### INSTRUCTION
Set down every entry again word for word, please, but skip the pictures.

(Figure dataset records)
===============
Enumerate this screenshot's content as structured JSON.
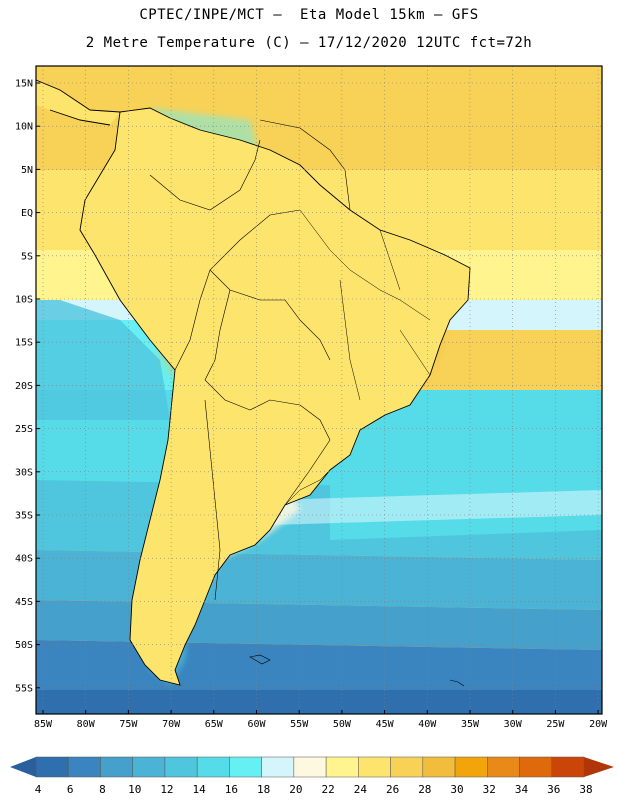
{
  "header": {
    "line1": "CPTEC/INPE/MCT –  Eta Model 15km – GFS",
    "line2": "2 Metre Temperature (C) – 17/12/2020 12UTC fct=72h"
  },
  "map": {
    "lat_labels": [
      "15N",
      "10N",
      "5N",
      "EQ",
      "5S",
      "10S",
      "15S",
      "20S",
      "25S",
      "30S",
      "35S",
      "40S",
      "45S",
      "50S",
      "55S"
    ],
    "lon_labels": [
      "85W",
      "80W",
      "75W",
      "70W",
      "65W",
      "60W",
      "55W",
      "50W",
      "45W",
      "40W",
      "35W",
      "30W",
      "25W",
      "20W"
    ],
    "lon_range": [
      -85,
      -20
    ],
    "lat_range": [
      -58,
      16
    ]
  },
  "colorbar": {
    "labels": [
      "4",
      "6",
      "8",
      "10",
      "12",
      "14",
      "16",
      "18",
      "20",
      "22",
      "24",
      "26",
      "28",
      "30",
      "32",
      "34",
      "36",
      "38"
    ],
    "colors": [
      "#2f6fae",
      "#3a85bf",
      "#45a0cc",
      "#4bb4d6",
      "#4fc6de",
      "#55dce8",
      "#66f0f3",
      "#d4f5fb",
      "#fff8e0",
      "#fff48e",
      "#fde46c",
      "#f8d157",
      "#f2bd3c",
      "#f1a50b",
      "#e98a18",
      "#df6a0c",
      "#c94608"
    ],
    "under_color": "#2a5f9e",
    "over_color": "#b0360a"
  }
}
===============
### COMPLETE OUTPUT
Enumerate this screenshot's content as structured JSON.
{
  "header": {
    "line1": "CPTEC/INPE/MCT –  Eta Model 15km – GFS",
    "line2": "2 Metre Temperature (C) – 17/12/2020 12UTC fct=72h"
  },
  "map": {
    "lat_labels": [
      "15N",
      "10N",
      "5N",
      "EQ",
      "5S",
      "10S",
      "15S",
      "20S",
      "25S",
      "30S",
      "35S",
      "40S",
      "45S",
      "50S",
      "55S"
    ],
    "lon_labels": [
      "85W",
      "80W",
      "75W",
      "70W",
      "65W",
      "60W",
      "55W",
      "50W",
      "45W",
      "40W",
      "35W",
      "30W",
      "25W",
      "20W"
    ],
    "lon_range": [
      -85,
      -20
    ],
    "lat_range": [
      -58,
      16
    ]
  },
  "colorbar": {
    "labels": [
      "4",
      "6",
      "8",
      "10",
      "12",
      "14",
      "16",
      "18",
      "20",
      "22",
      "24",
      "26",
      "28",
      "30",
      "32",
      "34",
      "36",
      "38"
    ],
    "colors": [
      "#2f6fae",
      "#3a85bf",
      "#45a0cc",
      "#4bb4d6",
      "#4fc6de",
      "#55dce8",
      "#66f0f3",
      "#d4f5fb",
      "#fff8e0",
      "#fff48e",
      "#fde46c",
      "#f8d157",
      "#f2bd3c",
      "#f1a50b",
      "#e98a18",
      "#df6a0c",
      "#c94608"
    ],
    "under_color": "#2a5f9e",
    "over_color": "#b0360a"
  }
}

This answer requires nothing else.